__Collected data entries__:
··········

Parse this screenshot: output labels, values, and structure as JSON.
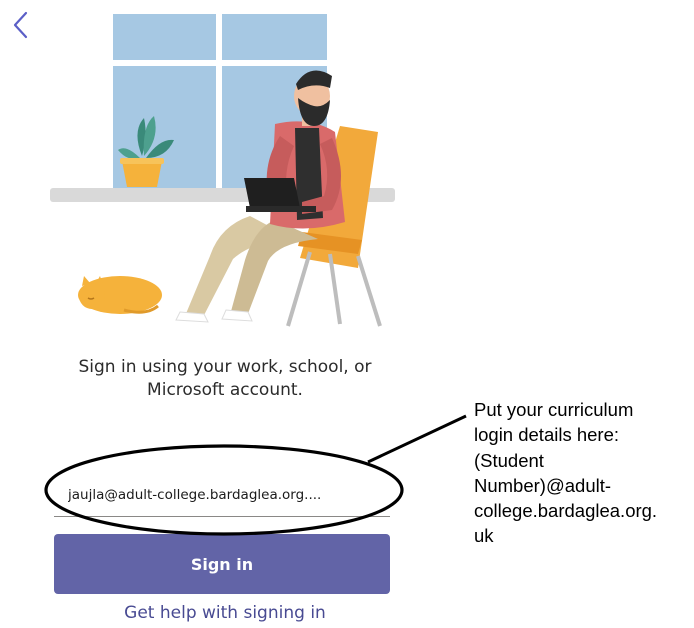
{
  "colors": {
    "accent": "#6264a7",
    "link": "#484a92",
    "annotation": "#000000"
  },
  "navigation": {
    "back_icon": "chevron-left-icon"
  },
  "illustration": {
    "icon": "person-with-laptop-illustration"
  },
  "signin": {
    "prompt_lines": [
      "Sign in using your work, school, or",
      "Microsoft account."
    ],
    "email_value": "jaujla@adult-college.bardaglea.org....",
    "button_label": "Sign in",
    "help_link": "Get help with signing in"
  },
  "annotation": {
    "lines": [
      "Put your curriculum",
      "login details here:",
      "(Student",
      "Number)@adult-",
      "college.bardaglea.org.",
      "uk"
    ]
  }
}
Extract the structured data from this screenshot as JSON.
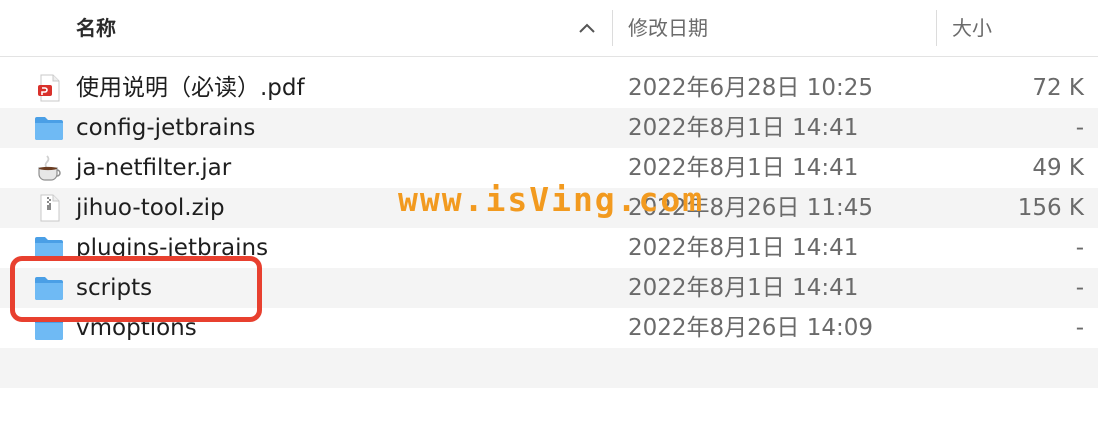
{
  "header": {
    "name_label": "名称",
    "date_label": "修改日期",
    "size_label": "大小"
  },
  "files": [
    {
      "name": "使用说明（必读）.pdf",
      "date": "2022年6月28日 10:25",
      "size": "72 K",
      "icon": "pdf-icon"
    },
    {
      "name": "config-jetbrains",
      "date": "2022年8月1日 14:41",
      "size": "-",
      "icon": "folder-icon"
    },
    {
      "name": "ja-netfilter.jar",
      "date": "2022年8月1日 14:41",
      "size": "49 K",
      "icon": "java-jar-icon"
    },
    {
      "name": "jihuo-tool.zip",
      "date": "2022年8月26日 11:45",
      "size": "156 K",
      "icon": "zip-icon"
    },
    {
      "name": "plugins-jetbrains",
      "date": "2022年8月1日 14:41",
      "size": "-",
      "icon": "folder-icon"
    },
    {
      "name": "scripts",
      "date": "2022年8月1日 14:41",
      "size": "-",
      "icon": "folder-icon"
    },
    {
      "name": "vmoptions",
      "date": "2022年8月26日 14:09",
      "size": "-",
      "icon": "folder-icon"
    }
  ],
  "watermark": "www.isVing.com",
  "colors": {
    "folder": "#5aaef0",
    "highlight": "#e8402f",
    "watermark": "#f29a1f",
    "pdf": "#d9312b"
  }
}
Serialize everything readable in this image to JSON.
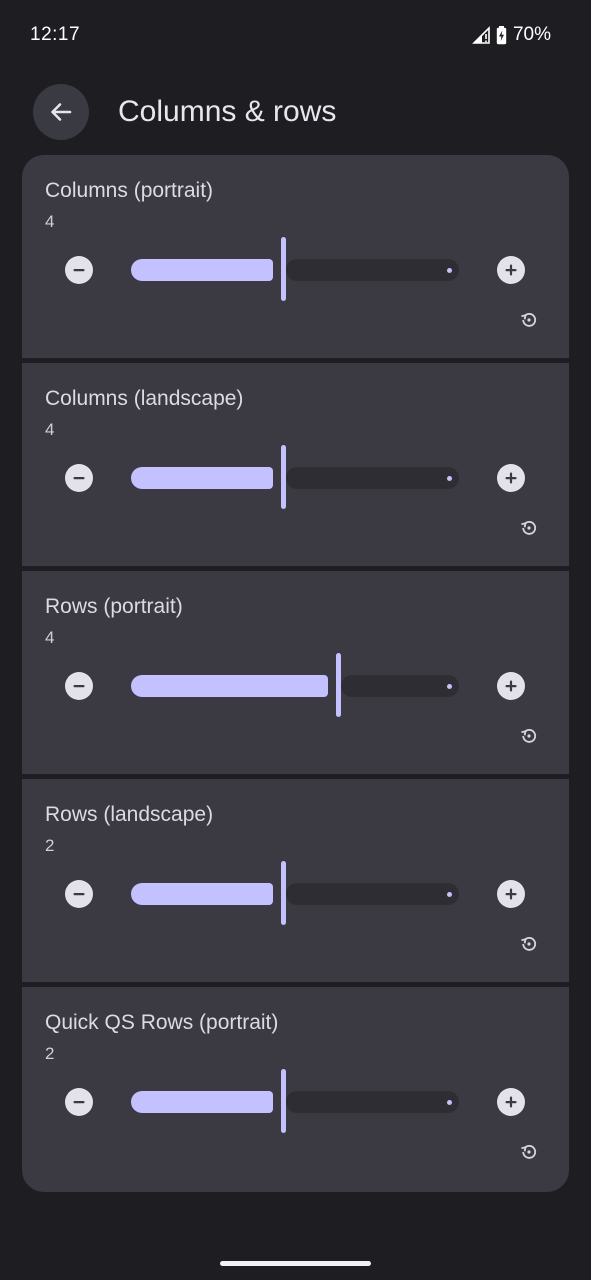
{
  "status_bar": {
    "time": "12:17",
    "battery": "70%",
    "icons": [
      "signal-icon",
      "battery-charging-icon"
    ]
  },
  "app_bar": {
    "title": "Columns & rows",
    "back_icon": "arrow-back-icon"
  },
  "colors": {
    "background": "#1d1d22",
    "card": "#3b3a42",
    "accent": "#c3c1ff",
    "track": "#2e2d34"
  },
  "settings": [
    {
      "title": "Columns (portrait)",
      "value": "4",
      "level": 0.5
    },
    {
      "title": "Columns (landscape)",
      "value": "4",
      "level": 0.5
    },
    {
      "title": "Rows (portrait)",
      "value": "4",
      "level": 0.667
    },
    {
      "title": "Rows (landscape)",
      "value": "2",
      "level": 0.5
    },
    {
      "title": "Quick QS Rows (portrait)",
      "value": "2",
      "level": 0.5
    }
  ]
}
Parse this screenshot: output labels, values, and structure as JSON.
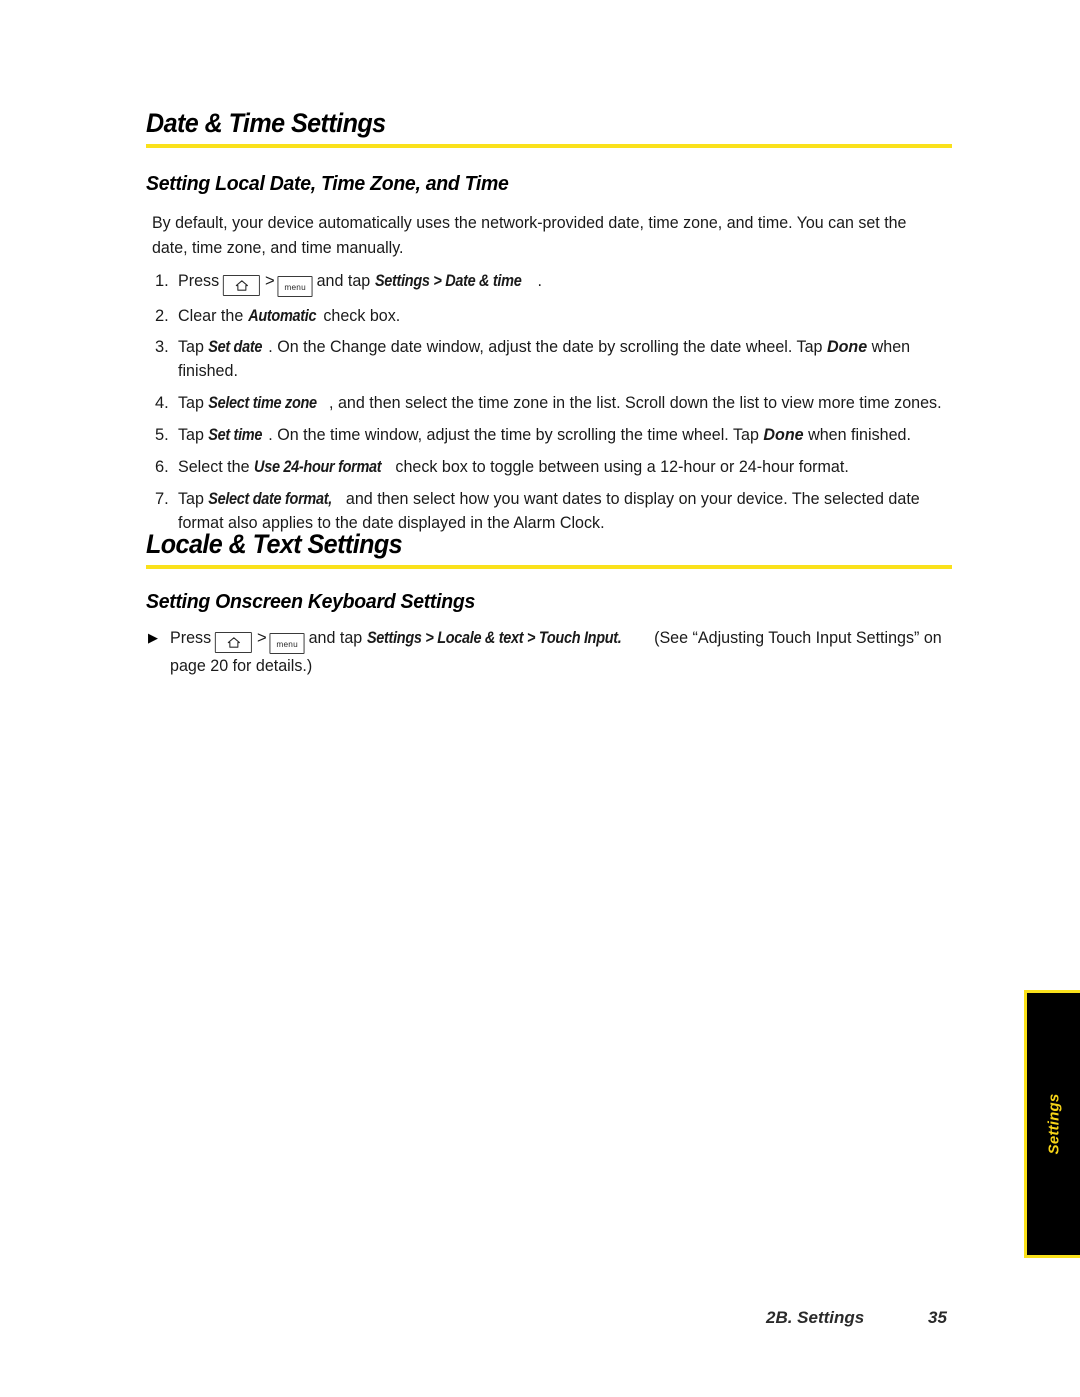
{
  "page": {
    "background_color": "#ffffff",
    "accent_rule_color": "#FAE11B"
  },
  "sections": [
    {
      "heading": "Date & Time Settings",
      "subheading": "Setting Local Date, Time Zone, and Time",
      "intro": "By default, your device automatically uses the network-provided date, time zone, and time. You can set the date, time zone, and time manually.",
      "steps": [
        {
          "number": "1.",
          "pre": "Press",
          "key_home": "home-icon",
          "separator": ">",
          "key_menu": "menu",
          "mid": "and tap",
          "emphasis": "Settings > Date & time",
          "post": "."
        },
        {
          "number": "2.",
          "pre": "Clear the",
          "emphasis": "Automatic",
          "post": "check box."
        },
        {
          "number": "3.",
          "pre": "Tap",
          "emphasis": "Set date",
          "mid": ". On the Change date window, adjust the date by scrolling the date wheel. Tap",
          "emphasis2": "Done",
          "post": "when finished."
        },
        {
          "number": "4.",
          "pre": "Tap",
          "emphasis": "Select time zone",
          "post": ", and then select the time zone in the list. Scroll down the list to view more time zones."
        },
        {
          "number": "5.",
          "pre": "Tap",
          "emphasis": "Set time",
          "mid": ". On the time window, adjust the time by scrolling the time wheel. Tap",
          "emphasis2": "Done",
          "post": "when finished."
        },
        {
          "number": "6.",
          "pre": "Select the",
          "emphasis": "Use 24-hour format",
          "post": "check box to toggle between using a 12-hour or 24-hour format."
        },
        {
          "number": "7.",
          "pre": "Tap",
          "emphasis": "Select date format,",
          "post": "and then select how you want dates to display on your device. The selected date format also applies to the date displayed in the Alarm Clock."
        }
      ]
    },
    {
      "heading": "Locale & Text Settings",
      "subheading": "Setting Onscreen Keyboard Settings",
      "bullet": {
        "marker": "▶",
        "pre": "Press",
        "key_home": "home-icon",
        "separator": ">",
        "key_menu": "menu",
        "mid": "and tap",
        "emphasis": "Settings > Locale & text > Touch Input.",
        "post": "(See “Adjusting Touch Input Settings” on page 20 for details.)"
      }
    }
  ],
  "side_tab": {
    "label": "Settings",
    "background_color": "#000000",
    "text_color": "#F7D417",
    "border_color": "#FAE11B"
  },
  "footer": {
    "chapter": "2B. Settings",
    "page_number": "35"
  }
}
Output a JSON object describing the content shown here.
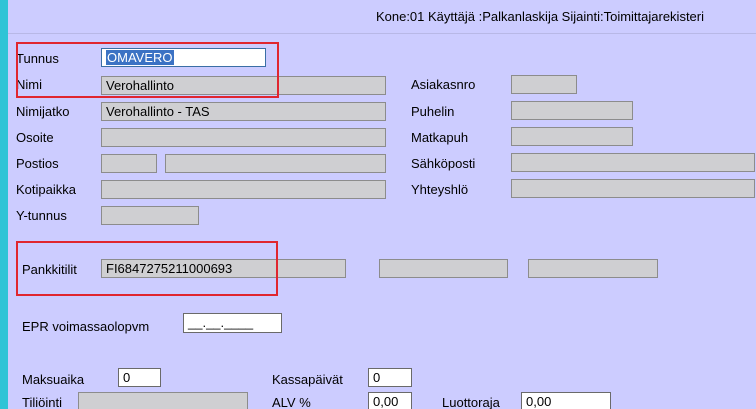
{
  "title_bar": {
    "text": "Kone:01 Käyttäjä :Palkanlaskija  Sijainti:Toimittajarekisteri"
  },
  "form": {
    "tunnus": {
      "label": "Tunnus",
      "value": "OMAVERO"
    },
    "nimi": {
      "label": "Nimi",
      "value": "Verohallinto"
    },
    "nimijatko": {
      "label": "Nimijatko",
      "value": "Verohallinto - TAS"
    },
    "osoite": {
      "label": "Osoite",
      "value": ""
    },
    "postios": {
      "label": "Postios",
      "value_1": "",
      "value_2": ""
    },
    "kotipaikka": {
      "label": "Kotipaikka",
      "value": ""
    },
    "ytunnus": {
      "label": "Y-tunnus",
      "value": ""
    },
    "asiakasnro": {
      "label": "Asiakasnro",
      "value": ""
    },
    "puhelin": {
      "label": "Puhelin",
      "value": ""
    },
    "matkapuh": {
      "label": "Matkapuh",
      "value": ""
    },
    "sahkoposti": {
      "label": "Sähköposti",
      "value": ""
    },
    "yhteyshlo": {
      "label": "Yhteyshlö",
      "value": ""
    },
    "pankkitilit": {
      "label": "Pankkitilit",
      "value_1": "FI6847275211000693",
      "value_2": "",
      "value_3": ""
    },
    "epr": {
      "label": "EPR voimassaolopvm",
      "value": "__.__.____"
    },
    "maksuaika": {
      "label": "Maksuaika",
      "value": "0"
    },
    "kassapaivat": {
      "label": "Kassapäivät",
      "value": "0"
    },
    "tiliointi": {
      "label": "Tiliöinti",
      "value": ""
    },
    "alv": {
      "label": "ALV %",
      "value": "0,00"
    },
    "luottoraja": {
      "label": "Luottoraja",
      "value": "0,00"
    }
  },
  "colors": {
    "background": "#ccccff",
    "accent": "#2fc4d6",
    "highlight": "#e0262f",
    "selection": "#3b72c4"
  }
}
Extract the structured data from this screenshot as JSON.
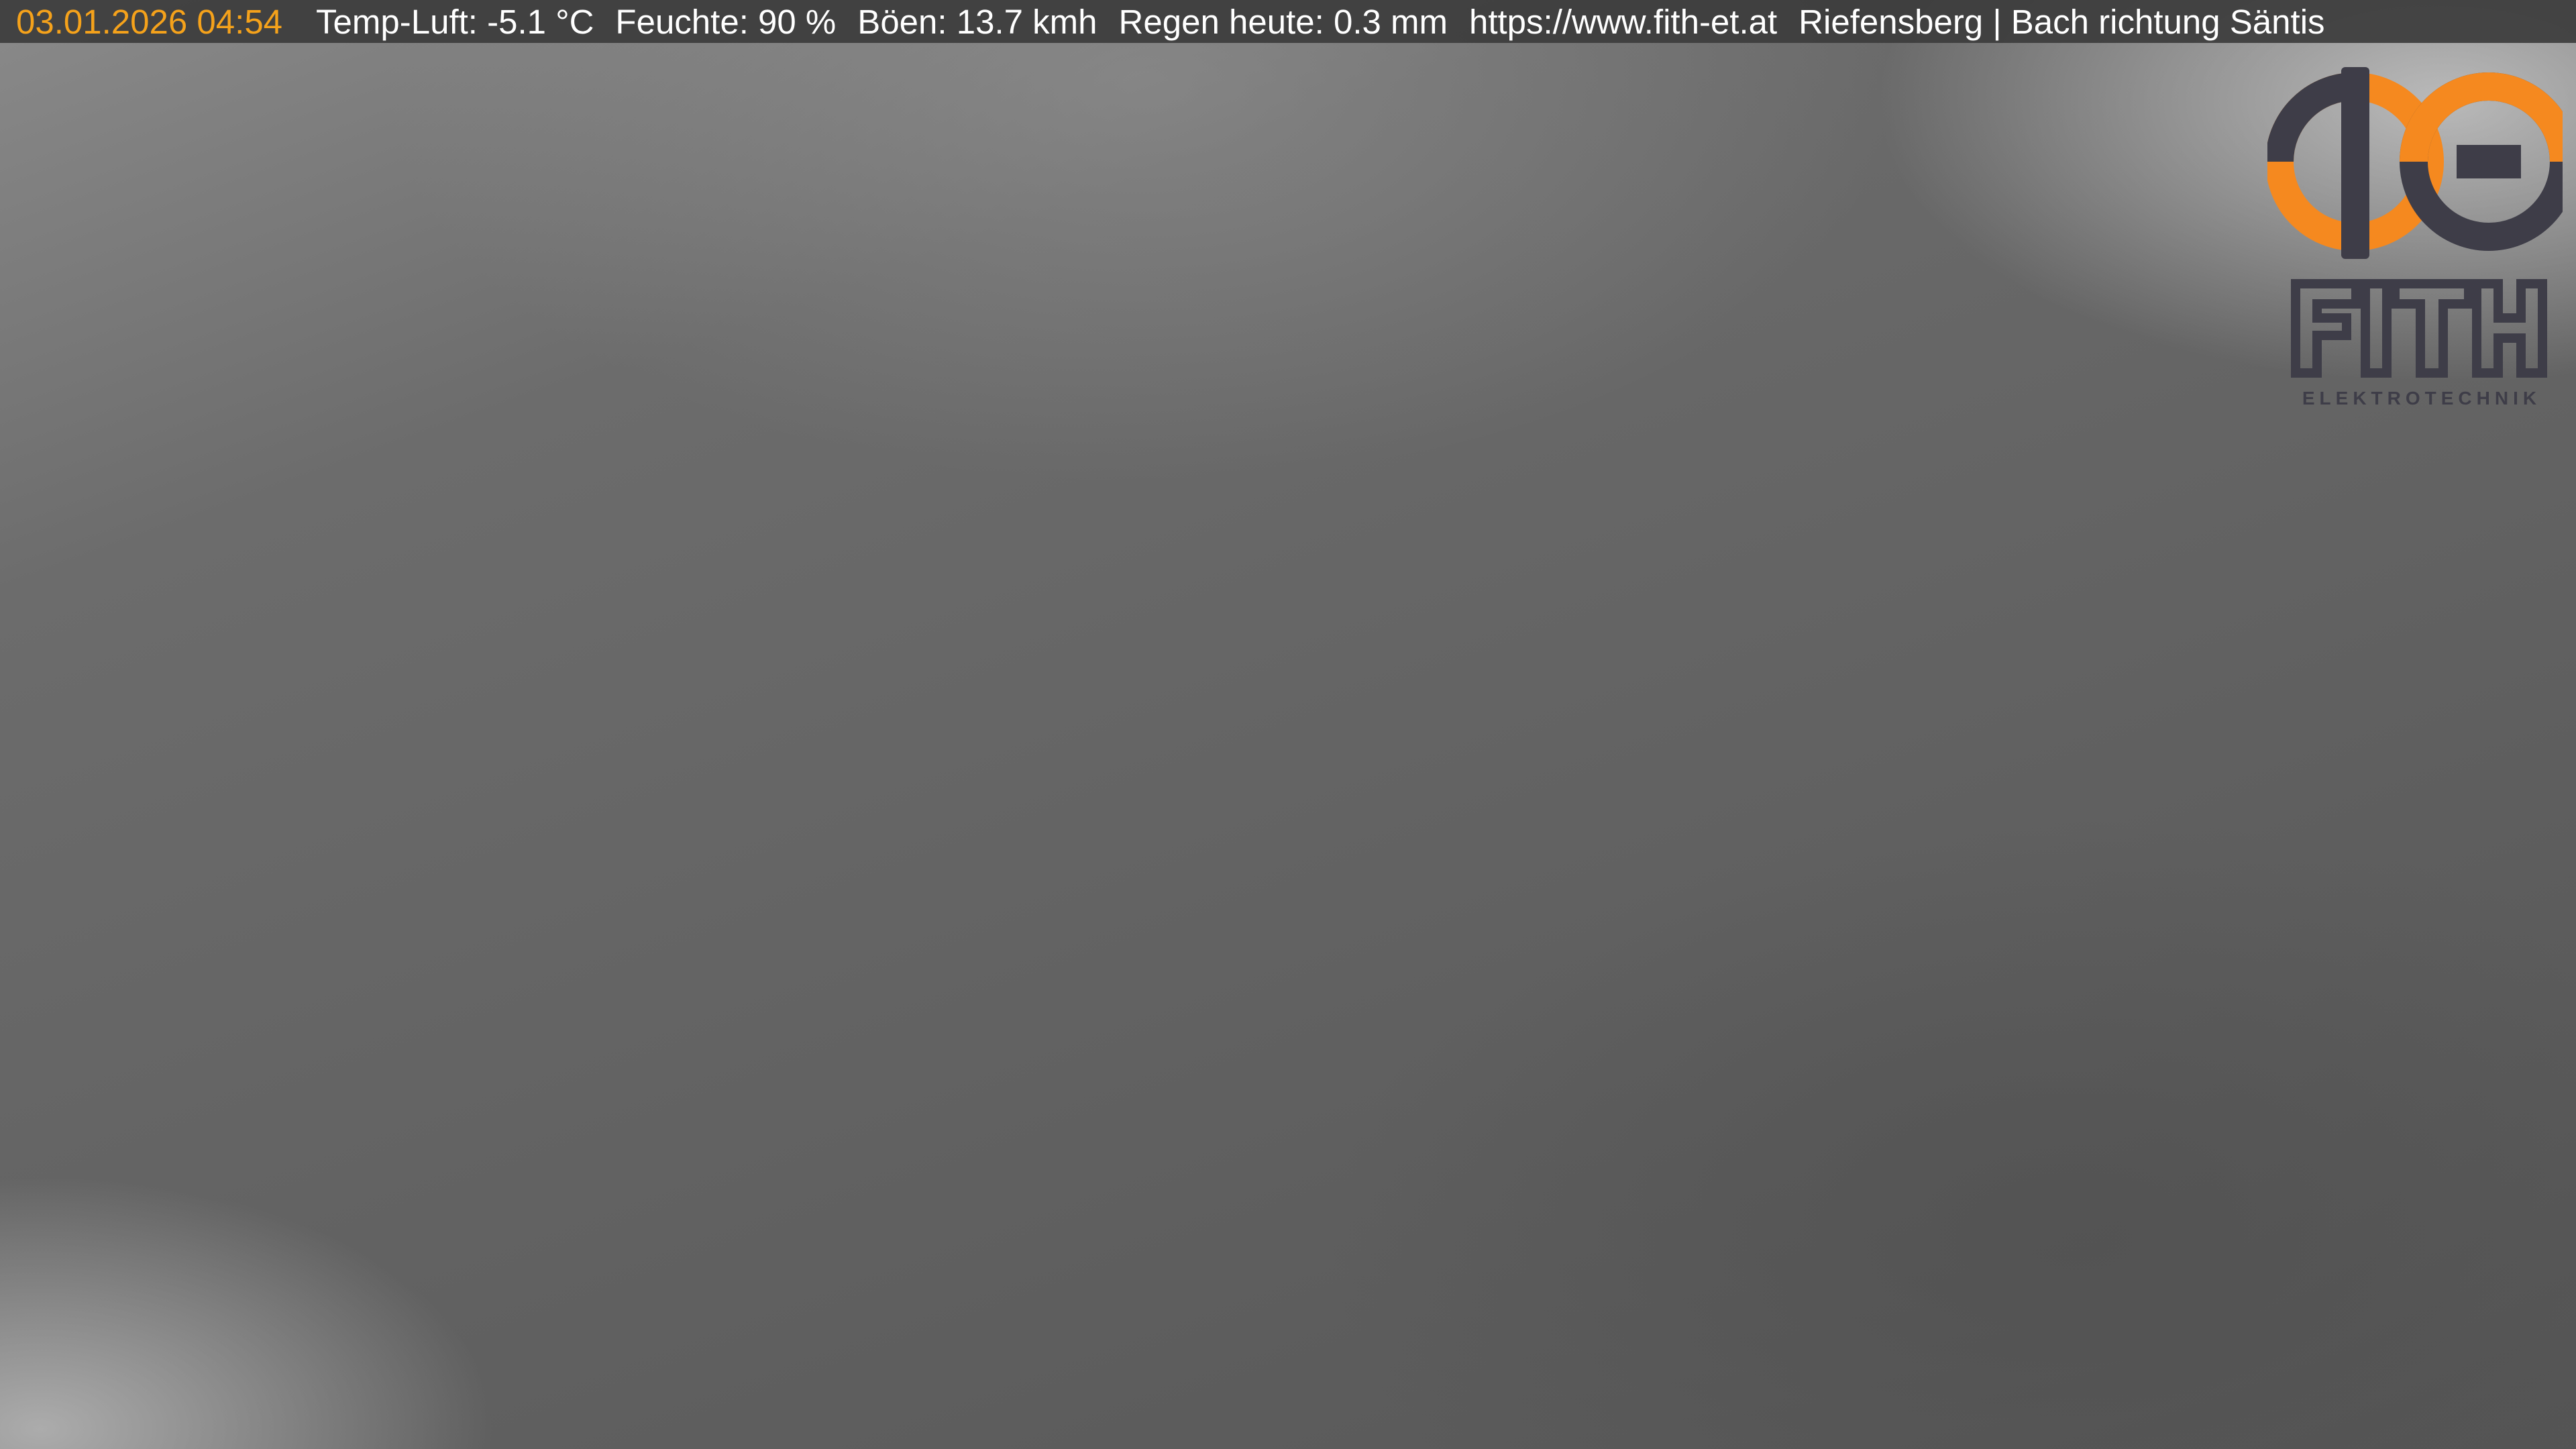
{
  "overlay": {
    "timestamp": "03.01.2026 04:54",
    "temp": "Temp-Luft: -5.1 °C",
    "humidity": "Feuchte: 90 %",
    "gusts": "Böen: 13.7 kmh",
    "rain": "Regen heute: 0.3 mm",
    "url": "https://www.fith-et.at",
    "location": "Riefensberg | Bach richtung Säntis"
  },
  "logo": {
    "brand": "FITH",
    "subtitle": "ELEKTROTECHNIK"
  },
  "colors": {
    "accent_orange": "#f5891f",
    "logo_dark": "#3e3d48",
    "timestamp": "#f5a21b"
  },
  "icons": {
    "logo_symbol": "phi-theta-logo-icon"
  }
}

··········

__Aim__: Extract, from the material above, each line holding the word "window".

__Response to the task__:
          "mid": ". On the Change date window, adjust the date by scrolling the date wheel. Tap",
          "mid": ". On the time window, adjust the time by scrolling the time wheel. Tap",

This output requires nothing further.